§ **INSTRUCTIONS TO FOLLOW**: Extract the entries in their exact form.

§ **MATERIAL TO PROCESS**:
--------------------------------------------------

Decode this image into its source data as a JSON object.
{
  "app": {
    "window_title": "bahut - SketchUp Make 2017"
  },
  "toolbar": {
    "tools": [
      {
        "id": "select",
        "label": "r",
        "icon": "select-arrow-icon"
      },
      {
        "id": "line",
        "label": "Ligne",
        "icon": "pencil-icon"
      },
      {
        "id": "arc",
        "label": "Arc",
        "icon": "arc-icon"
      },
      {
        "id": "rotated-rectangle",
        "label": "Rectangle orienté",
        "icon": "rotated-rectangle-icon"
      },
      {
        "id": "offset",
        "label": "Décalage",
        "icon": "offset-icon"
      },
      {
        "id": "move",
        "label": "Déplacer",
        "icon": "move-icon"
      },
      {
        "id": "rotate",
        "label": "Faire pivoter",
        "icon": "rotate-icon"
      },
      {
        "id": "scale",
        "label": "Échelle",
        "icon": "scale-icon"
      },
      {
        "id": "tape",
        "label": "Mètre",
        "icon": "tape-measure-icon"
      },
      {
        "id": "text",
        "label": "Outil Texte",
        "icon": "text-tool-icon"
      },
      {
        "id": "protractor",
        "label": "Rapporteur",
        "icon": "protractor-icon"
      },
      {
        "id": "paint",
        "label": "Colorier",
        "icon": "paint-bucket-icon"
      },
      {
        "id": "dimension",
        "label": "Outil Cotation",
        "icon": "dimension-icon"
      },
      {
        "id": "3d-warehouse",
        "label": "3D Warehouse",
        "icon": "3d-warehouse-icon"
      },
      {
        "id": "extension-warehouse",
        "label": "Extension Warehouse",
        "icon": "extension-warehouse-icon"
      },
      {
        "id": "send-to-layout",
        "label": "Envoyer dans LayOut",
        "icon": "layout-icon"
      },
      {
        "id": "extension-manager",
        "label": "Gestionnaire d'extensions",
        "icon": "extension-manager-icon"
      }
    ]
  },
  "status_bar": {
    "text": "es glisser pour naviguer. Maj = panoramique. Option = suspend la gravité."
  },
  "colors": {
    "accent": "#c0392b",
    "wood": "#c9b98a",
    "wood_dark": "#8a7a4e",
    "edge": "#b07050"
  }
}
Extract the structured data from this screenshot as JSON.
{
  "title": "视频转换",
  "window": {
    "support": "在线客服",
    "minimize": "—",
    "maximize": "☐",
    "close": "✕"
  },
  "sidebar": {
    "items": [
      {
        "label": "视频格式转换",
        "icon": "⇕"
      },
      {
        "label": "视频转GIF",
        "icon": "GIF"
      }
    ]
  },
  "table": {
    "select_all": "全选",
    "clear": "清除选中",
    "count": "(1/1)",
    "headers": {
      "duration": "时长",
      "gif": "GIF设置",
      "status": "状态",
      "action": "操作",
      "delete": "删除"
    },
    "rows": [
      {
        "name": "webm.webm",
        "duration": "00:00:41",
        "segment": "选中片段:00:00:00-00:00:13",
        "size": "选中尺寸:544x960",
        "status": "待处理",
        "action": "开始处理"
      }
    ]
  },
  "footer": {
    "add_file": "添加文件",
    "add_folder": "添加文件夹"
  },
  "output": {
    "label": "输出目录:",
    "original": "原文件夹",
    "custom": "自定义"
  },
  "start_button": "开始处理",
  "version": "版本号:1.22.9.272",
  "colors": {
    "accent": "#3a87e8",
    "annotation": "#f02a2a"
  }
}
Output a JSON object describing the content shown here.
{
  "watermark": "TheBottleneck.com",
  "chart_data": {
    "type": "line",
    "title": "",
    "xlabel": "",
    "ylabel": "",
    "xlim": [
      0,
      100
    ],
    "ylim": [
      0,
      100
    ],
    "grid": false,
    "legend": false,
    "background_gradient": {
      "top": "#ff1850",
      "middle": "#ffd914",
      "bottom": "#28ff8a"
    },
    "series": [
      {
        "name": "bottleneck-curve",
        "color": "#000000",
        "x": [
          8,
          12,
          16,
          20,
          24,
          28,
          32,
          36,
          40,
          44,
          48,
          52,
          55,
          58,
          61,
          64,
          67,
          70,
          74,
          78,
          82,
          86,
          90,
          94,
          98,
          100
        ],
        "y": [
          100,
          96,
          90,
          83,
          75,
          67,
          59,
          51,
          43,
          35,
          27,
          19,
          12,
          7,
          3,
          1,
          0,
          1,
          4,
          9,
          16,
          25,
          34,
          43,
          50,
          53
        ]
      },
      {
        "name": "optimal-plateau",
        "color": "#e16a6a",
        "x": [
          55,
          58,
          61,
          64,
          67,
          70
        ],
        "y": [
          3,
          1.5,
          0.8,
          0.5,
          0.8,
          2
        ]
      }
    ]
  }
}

--------------------------------------------------

§ **RESPONSE BELOW**:
Decode this image into its source data as a JSON object.
{
  "app": {
    "window_title": "bahut - SketchUp Make 2017"
  },
  "toolbar": {
    "tools": [
      {
        "id": "select",
        "label": "r",
        "icon": "select-arrow-icon"
      },
      {
        "id": "line",
        "label": "Ligne",
        "icon": "pencil-icon"
      },
      {
        "id": "arc",
        "label": "Arc",
        "icon": "arc-icon"
      },
      {
        "id": "rotated-rectangle",
        "label": "Rectangle orienté",
        "icon": "rotated-rectangle-icon"
      },
      {
        "id": "offset",
        "label": "Décalage",
        "icon": "offset-icon"
      },
      {
        "id": "move",
        "label": "Déplacer",
        "icon": "move-icon"
      },
      {
        "id": "rotate",
        "label": "Faire pivoter",
        "icon": "rotate-icon"
      },
      {
        "id": "scale",
        "label": "Échelle",
        "icon": "scale-icon"
      },
      {
        "id": "tape",
        "label": "Mètre",
        "icon": "tape-measure-icon"
      },
      {
        "id": "text",
        "label": "Outil Texte",
        "icon": "text-tool-icon"
      },
      {
        "id": "protractor",
        "label": "Rapporteur",
        "icon": "protractor-icon"
      },
      {
        "id": "paint",
        "label": "Colorier",
        "icon": "paint-bucket-icon"
      },
      {
        "id": "dimension",
        "label": "Outil Cotation",
        "icon": "dimension-icon"
      },
      {
        "id": "3d-warehouse",
        "label": "3D Warehouse",
        "icon": "3d-warehouse-icon"
      },
      {
        "id": "extension-warehouse",
        "label": "Extension Warehouse",
        "icon": "extension-warehouse-icon"
      },
      {
        "id": "send-to-layout",
        "label": "Envoyer dans LayOut",
        "icon": "layout-icon"
      },
      {
        "id": "extension-manager",
        "label": "Gestionnaire d'extensions",
        "icon": "extension-manager-icon"
      }
    ]
  },
  "status_bar": {
    "text": "es glisser pour naviguer. Maj = panoramique. Option = suspend la gravité."
  },
  "colors": {
    "accent": "#c0392b",
    "wood": "#c9b98a",
    "wood_dark": "#8a7a4e",
    "edge": "#b07050"
  }
}
Extract the structured data from this screenshot as JSON.
{
  "title": "视频转换",
  "window": {
    "support": "在线客服",
    "minimize": "—",
    "maximize": "☐",
    "close": "✕"
  },
  "sidebar": {
    "items": [
      {
        "label": "视频格式转换",
        "icon": "⇕"
      },
      {
        "label": "视频转GIF",
        "icon": "GIF"
      }
    ]
  },
  "table": {
    "select_all": "全选",
    "clear": "清除选中",
    "count": "(1/1)",
    "headers": {
      "duration": "时长",
      "gif": "GIF设置",
      "status": "状态",
      "action": "操作",
      "delete": "删除"
    },
    "rows": [
      {
        "name": "webm.webm",
        "duration": "00:00:41",
        "segment": "选中片段:00:00:00-00:00:13",
        "size": "选中尺寸:544x960",
        "status": "待处理",
        "action": "开始处理"
      }
    ]
  },
  "footer": {
    "add_file": "添加文件",
    "add_folder": "添加文件夹"
  },
  "output": {
    "label": "输出目录:",
    "original": "原文件夹",
    "custom": "自定义"
  },
  "start_button": "开始处理",
  "version": "版本号:1.22.9.272",
  "colors": {
    "accent": "#3a87e8",
    "annotation": "#f02a2a"
  }
}
Output a JSON object describing the content shown here.
{
  "watermark": "TheBottleneck.com",
  "chart_data": {
    "type": "line",
    "title": "",
    "xlabel": "",
    "ylabel": "",
    "xlim": [
      0,
      100
    ],
    "ylim": [
      0,
      100
    ],
    "grid": false,
    "legend": false,
    "background_gradient": {
      "top": "#ff1850",
      "middle": "#ffd914",
      "bottom": "#28ff8a"
    },
    "series": [
      {
        "name": "bottleneck-curve",
        "color": "#000000",
        "x": [
          8,
          12,
          16,
          20,
          24,
          28,
          32,
          36,
          40,
          44,
          48,
          52,
          55,
          58,
          61,
          64,
          67,
          70,
          74,
          78,
          82,
          86,
          90,
          94,
          98,
          100
        ],
        "y": [
          100,
          96,
          90,
          83,
          75,
          67,
          59,
          51,
          43,
          35,
          27,
          19,
          12,
          7,
          3,
          1,
          0,
          1,
          4,
          9,
          16,
          25,
          34,
          43,
          50,
          53
        ]
      },
      {
        "name": "optimal-plateau",
        "color": "#e16a6a",
        "x": [
          55,
          58,
          61,
          64,
          67,
          70
        ],
        "y": [
          3,
          1.5,
          0.8,
          0.5,
          0.8,
          2
        ]
      }
    ]
  }
}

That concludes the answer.